>> begin

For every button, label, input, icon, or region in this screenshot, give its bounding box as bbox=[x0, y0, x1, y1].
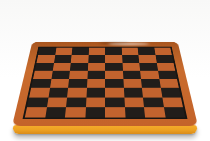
board-square bbox=[88, 55, 105, 63]
board-square bbox=[105, 63, 123, 71]
board-square bbox=[70, 63, 88, 71]
board-square bbox=[48, 88, 68, 97]
board-square bbox=[158, 71, 177, 79]
board-square bbox=[123, 71, 141, 79]
board-square bbox=[123, 79, 142, 88]
board-square bbox=[87, 71, 105, 79]
board-square bbox=[156, 63, 175, 71]
board-square bbox=[38, 48, 56, 55]
board-square bbox=[159, 79, 179, 88]
board-square bbox=[122, 63, 140, 71]
board-square bbox=[72, 48, 89, 55]
board-square bbox=[141, 79, 160, 88]
board-square bbox=[35, 63, 54, 71]
board-square bbox=[163, 107, 185, 117]
board-square bbox=[50, 79, 69, 88]
board-square bbox=[155, 55, 173, 63]
pieces-row: ♟♜♞♝♛♚♚♛♝♞♜♟ bbox=[0, 0, 210, 45]
board-square bbox=[65, 107, 86, 117]
board-square bbox=[86, 97, 105, 107]
board-square bbox=[105, 107, 125, 117]
board-square bbox=[85, 107, 105, 117]
board-square bbox=[29, 88, 49, 97]
board-square bbox=[105, 97, 124, 107]
board-square bbox=[45, 107, 66, 117]
board-square bbox=[123, 88, 142, 97]
board-square bbox=[105, 79, 123, 88]
board-square bbox=[144, 107, 165, 117]
board-square bbox=[105, 48, 122, 55]
board-square bbox=[138, 55, 156, 63]
chess-board bbox=[12, 41, 198, 126]
board-square bbox=[122, 55, 140, 63]
board-square bbox=[71, 55, 89, 63]
gloss-highlight bbox=[108, 43, 149, 45]
board-square bbox=[105, 55, 122, 63]
board-square bbox=[27, 97, 48, 107]
board-square bbox=[51, 71, 70, 79]
board-square bbox=[160, 88, 180, 97]
board-square bbox=[25, 107, 47, 117]
board-square bbox=[37, 55, 55, 63]
board-square bbox=[140, 71, 159, 79]
board-square bbox=[86, 88, 105, 97]
board-square bbox=[105, 88, 124, 97]
board-square bbox=[68, 79, 87, 88]
board-square bbox=[142, 88, 162, 97]
board-square bbox=[124, 107, 145, 117]
board-square bbox=[124, 97, 144, 107]
board-square bbox=[69, 71, 87, 79]
board-square bbox=[154, 48, 172, 55]
board-squares bbox=[23, 47, 188, 119]
board-square bbox=[87, 63, 105, 71]
board-square bbox=[87, 79, 105, 88]
board-square bbox=[138, 48, 155, 55]
board-square bbox=[55, 48, 72, 55]
board-square bbox=[139, 63, 157, 71]
board-face bbox=[12, 42, 198, 126]
board-square bbox=[31, 79, 51, 88]
board-square bbox=[88, 48, 105, 55]
board-side-edge bbox=[13, 125, 197, 134]
board-square bbox=[162, 97, 183, 107]
board-square bbox=[67, 88, 86, 97]
board-square bbox=[52, 63, 70, 71]
board-square bbox=[47, 97, 68, 107]
board-square bbox=[54, 55, 72, 63]
chess-set-product-photo: ♟♜♞♝♛♚♚♛♝♞♜♟ bbox=[0, 0, 210, 141]
board-square bbox=[66, 97, 86, 107]
board-square bbox=[33, 71, 52, 79]
board-square bbox=[105, 71, 123, 79]
board-square bbox=[121, 48, 138, 55]
board-square bbox=[143, 97, 164, 107]
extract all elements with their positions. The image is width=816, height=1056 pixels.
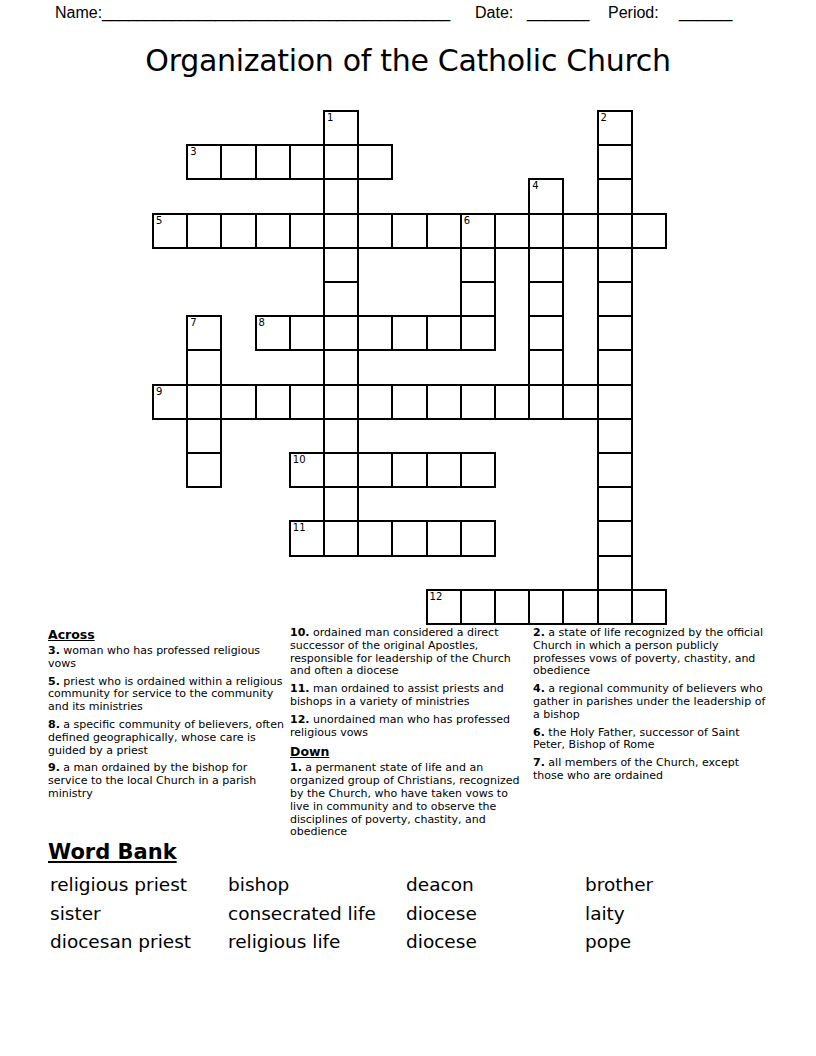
grid-cell[interactable]: [460, 384, 496, 420]
grid-cell[interactable]: [323, 520, 359, 556]
word-bank-items: religious priestbishopdeaconbrothersiste…: [48, 871, 788, 957]
grid-cell[interactable]: [597, 281, 633, 317]
period-label: Period:: [608, 3, 659, 23]
grid-cell[interactable]: 11: [289, 520, 325, 556]
grid-cell[interactable]: 4: [528, 178, 564, 214]
clue-text: a specific community of believers, often…: [48, 718, 284, 757]
clue-number-label: 4: [532, 180, 538, 191]
word-bank-item: bishop: [228, 871, 406, 900]
grid-cell[interactable]: [220, 213, 256, 249]
clue-number-label: 2: [601, 112, 607, 123]
grid-cell[interactable]: [323, 213, 359, 249]
grid-cell[interactable]: [597, 384, 633, 420]
clue-text: all members of the Church, except those …: [533, 756, 739, 782]
clue-item: 9. a man ordained by the bishop for serv…: [48, 762, 285, 800]
clue-item: 12. unordained man who has professed rel…: [290, 714, 523, 740]
word-bank-item: religious life: [228, 928, 406, 957]
grid-cell[interactable]: [391, 452, 427, 488]
grid-cell[interactable]: [528, 384, 564, 420]
clue-item: 5. priest who is ordained within a relig…: [48, 676, 285, 714]
grid-cell[interactable]: 6: [460, 213, 496, 249]
grid-cell[interactable]: [597, 486, 633, 522]
clue-number: 8.: [48, 718, 60, 731]
grid-cell[interactable]: 7: [186, 315, 222, 351]
clue-text: priest who is ordained within a religiou…: [48, 675, 282, 714]
word-bank-item: laity: [585, 900, 788, 929]
grid-cell[interactable]: [323, 452, 359, 488]
grid-cell[interactable]: [597, 247, 633, 283]
grid-cell[interactable]: [289, 315, 325, 351]
clue-item: 7. all members of the Church, except tho…: [533, 757, 772, 783]
clue-number: 5.: [48, 675, 60, 688]
grid-cell[interactable]: [426, 520, 462, 556]
grid-cell[interactable]: [357, 315, 393, 351]
clue-number: 1.: [290, 761, 302, 774]
grid-cell[interactable]: [220, 144, 256, 180]
grid-cell[interactable]: [597, 213, 633, 249]
name-label: Name:: [55, 3, 102, 23]
clue-number-label: 8: [259, 317, 265, 328]
grid-cell[interactable]: [323, 315, 359, 351]
grid-cell[interactable]: [528, 349, 564, 385]
grid-cell[interactable]: [186, 452, 222, 488]
clue-text: man ordained to assist priests and bisho…: [290, 682, 504, 708]
grid-cell[interactable]: 1: [323, 110, 359, 146]
grid-cell[interactable]: [562, 213, 598, 249]
grid-cell[interactable]: [357, 452, 393, 488]
grid-cell[interactable]: [562, 384, 598, 420]
grid-cell[interactable]: 3: [186, 144, 222, 180]
grid-cell[interactable]: [597, 178, 633, 214]
grid-cell[interactable]: [323, 144, 359, 180]
grid-cell[interactable]: [186, 418, 222, 454]
grid-cell[interactable]: [323, 384, 359, 420]
clue-number-label: 12: [430, 591, 443, 602]
clue-item: 1. a permanent state of life and an orga…: [290, 762, 523, 839]
clue-number-label: 9: [156, 386, 162, 397]
grid-cell[interactable]: [289, 384, 325, 420]
grid-cell[interactable]: [426, 384, 462, 420]
grid-cell[interactable]: [631, 213, 667, 249]
grid-cell[interactable]: [186, 349, 222, 385]
grid-cell[interactable]: [460, 589, 496, 625]
grid-cell[interactable]: [289, 144, 325, 180]
grid-cell[interactable]: [460, 247, 496, 283]
grid-cell[interactable]: [323, 178, 359, 214]
clue-item: 6. the Holy Father, successor of Saint P…: [533, 727, 772, 753]
clue-number-label: 3: [190, 146, 196, 157]
clue-column-1: Across3. woman who has professed religio…: [48, 627, 285, 844]
grid-cell[interactable]: [597, 418, 633, 454]
date-blank-line[interactable]: _______: [527, 3, 589, 23]
clue-number-label: 1: [327, 112, 333, 123]
clue-number: 11.: [290, 682, 310, 695]
grid-cell[interactable]: [255, 213, 291, 249]
clue-column-2: 10. ordained man considered a direct suc…: [290, 627, 523, 844]
grid-cell[interactable]: [323, 349, 359, 385]
grid-cell[interactable]: [323, 281, 359, 317]
clue-list: Across3. woman who has professed religio…: [48, 627, 772, 844]
grid-cell[interactable]: 10: [289, 452, 325, 488]
grid-cell[interactable]: [528, 281, 564, 317]
grid-cell[interactable]: 5: [152, 213, 188, 249]
grid-cell[interactable]: 2: [597, 110, 633, 146]
grid-cell[interactable]: [357, 384, 393, 420]
grid-cell[interactable]: [323, 486, 359, 522]
date-label: Date:: [475, 3, 513, 23]
grid-cell[interactable]: 12: [426, 589, 462, 625]
grid-cell[interactable]: [494, 213, 530, 249]
grid-cell[interactable]: [426, 452, 462, 488]
page-title: Organization of the Catholic Church: [0, 42, 816, 80]
grid-cell[interactable]: [255, 384, 291, 420]
grid-cell[interactable]: [255, 144, 291, 180]
grid-cell[interactable]: 8: [255, 315, 291, 351]
grid-cell[interactable]: [494, 589, 530, 625]
grid-cell[interactable]: [426, 213, 462, 249]
crossword-grid: 123456789101112: [152, 110, 666, 624]
grid-cell[interactable]: [323, 247, 359, 283]
clue-number: 7.: [533, 756, 545, 769]
across-heading: Across: [48, 627, 285, 642]
clue-text: unordained man who has professed religio…: [290, 713, 510, 739]
clue-text: the Holy Father, successor of Saint Pete…: [533, 726, 740, 752]
word-bank-item: sister: [50, 900, 228, 929]
name-blank-line[interactable]: ________________________________________: [102, 3, 450, 23]
grid-cell[interactable]: [597, 349, 633, 385]
grid-cell[interactable]: [460, 452, 496, 488]
period-blank-line[interactable]: ______: [679, 3, 732, 23]
crossword-worksheet: Name: __________________________________…: [0, 0, 816, 1056]
grid-cell[interactable]: [528, 213, 564, 249]
grid-cell[interactable]: 9: [152, 384, 188, 420]
word-bank-item: consecrated life: [228, 900, 406, 929]
grid-cell[interactable]: [460, 520, 496, 556]
word-bank-item: religious priest: [50, 871, 228, 900]
clue-item: 11. man ordained to assist priests and b…: [290, 683, 523, 709]
grid-cell[interactable]: [220, 384, 256, 420]
grid-cell[interactable]: [426, 315, 462, 351]
clue-number: 12.: [290, 713, 310, 726]
grid-cell[interactable]: [357, 520, 393, 556]
grid-cell[interactable]: [460, 281, 496, 317]
word-bank-item: brother: [585, 871, 788, 900]
grid-cell[interactable]: [391, 520, 427, 556]
clue-text: a state of life recognized by the offici…: [533, 626, 763, 677]
grid-cell[interactable]: [597, 144, 633, 180]
grid-cell[interactable]: [323, 418, 359, 454]
clue-number-label: 10: [293, 454, 306, 465]
grid-cell[interactable]: [289, 213, 325, 249]
grid-cell[interactable]: [597, 452, 633, 488]
word-bank-item: diocese: [406, 928, 585, 957]
grid-cell[interactable]: [562, 589, 598, 625]
grid-cell[interactable]: [597, 555, 633, 591]
word-bank-item: deacon: [406, 871, 585, 900]
grid-cell[interactable]: [391, 213, 427, 249]
clue-number-label: 11: [293, 522, 306, 533]
clue-number-label: 7: [190, 317, 196, 328]
clue-number: 6.: [533, 726, 545, 739]
grid-cell[interactable]: [597, 589, 633, 625]
grid-cell[interactable]: [357, 213, 393, 249]
word-bank: Word Bank religious priestbishopdeaconbr…: [48, 839, 788, 957]
grid-cell[interactable]: [528, 247, 564, 283]
word-bank-item: diocese: [406, 900, 585, 929]
clue-item: 3. woman who has professed religious vow…: [48, 645, 285, 671]
grid-cell[interactable]: [494, 384, 530, 420]
word-bank-heading: Word Bank: [48, 839, 788, 865]
clue-number: 4.: [533, 682, 545, 695]
clue-item: 8. a specific community of believers, of…: [48, 719, 285, 757]
clue-number: 9.: [48, 761, 60, 774]
grid-cell[interactable]: [186, 213, 222, 249]
down-heading: Down: [290, 744, 523, 759]
clue-item: 4. a regional community of believers who…: [533, 683, 772, 721]
grid-cell[interactable]: [597, 520, 633, 556]
clue-text: ordained man considered a direct success…: [290, 626, 511, 677]
clue-number: 2.: [533, 626, 545, 639]
clue-number: 10.: [290, 626, 310, 639]
grid-cell[interactable]: [528, 315, 564, 351]
grid-cell[interactable]: [631, 589, 667, 625]
clue-number-label: 5: [156, 215, 162, 226]
clue-text: a permanent state of life and an organiz…: [290, 761, 520, 838]
grid-cell[interactable]: [357, 144, 393, 180]
grid-cell[interactable]: [391, 315, 427, 351]
word-bank-item: diocesan priest: [50, 928, 228, 957]
clue-text: woman who has professed religious vows: [48, 644, 260, 670]
clue-text: a man ordained by the bishop for service…: [48, 761, 256, 800]
clue-number: 3.: [48, 644, 60, 657]
clue-item: 10. ordained man considered a direct suc…: [290, 627, 523, 678]
grid-cell[interactable]: [597, 315, 633, 351]
clue-column-3: 2. a state of life recognized by the off…: [533, 627, 772, 844]
clue-item: 2. a state of life recognized by the off…: [533, 627, 772, 678]
grid-cell[interactable]: [391, 384, 427, 420]
clue-text: a regional community of believers who ga…: [533, 682, 765, 721]
grid-cell[interactable]: [186, 384, 222, 420]
grid-cell[interactable]: [460, 315, 496, 351]
clue-number-label: 6: [464, 215, 470, 226]
grid-cell[interactable]: [528, 589, 564, 625]
word-bank-item: pope: [585, 928, 788, 957]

>> end

**SET TASK**
Present the stretch of the records from the line containing "grid-cell[interactable]: [460, 384, 496, 420]" through the line containing "clue-text: a specific" as a numbered list, leaving out any blank lines.

**RESULT FOR THIS EXERCISE**
1. grid-cell[interactable]: [460, 384, 496, 420]
2. grid-cell[interactable]: [323, 520, 359, 556]
3. word-bank-items: religious priestbishopdeaconbrothersiste…: [48, 871, 788, 957]
4. grid-cell[interactable]: [597, 281, 633, 317]
5. period-label: Period:: [608, 3, 659, 23]
6. grid-cell[interactable]: 11: [289, 520, 325, 556]
7. grid-cell[interactable]: 4: [528, 178, 564, 214]
8. clue-text: a specific community of believers, often…: [48, 718, 284, 757]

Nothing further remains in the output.